_GIVEN TASK_
Repeat the records below exactly.

● ● ● ● ●

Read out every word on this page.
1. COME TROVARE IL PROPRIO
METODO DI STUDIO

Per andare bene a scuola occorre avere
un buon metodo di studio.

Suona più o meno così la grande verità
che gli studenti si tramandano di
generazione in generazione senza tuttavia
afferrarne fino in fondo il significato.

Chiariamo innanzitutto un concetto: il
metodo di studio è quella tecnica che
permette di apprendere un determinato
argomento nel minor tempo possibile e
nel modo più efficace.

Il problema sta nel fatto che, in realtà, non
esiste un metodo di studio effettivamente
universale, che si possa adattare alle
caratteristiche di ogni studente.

● ● ● ● ●

_FINAL RESULT_
Read out every word on this page.
1. COME TROVARE IL PROPRIO
METODO DI STUDIO

Per andare bene a scuola occorre avere
un buon metodo di studio.

Suona più o meno così la grande verità
che gli studenti si tramandano di
generazione in generazione senza tuttavia
afferrarne fino in fondo il significato.

Chiariamo innanzitutto un concetto: il
metodo di studio è quella tecnica che
permette di apprendere un determinato
argomento nel minor tempo possibile e
nel modo più efficace.

Il problema sta nel fatto che, in realtà, non
esiste un metodo di studio effettivamente
universale, che si possa adattare alle
caratteristiche di ogni studente.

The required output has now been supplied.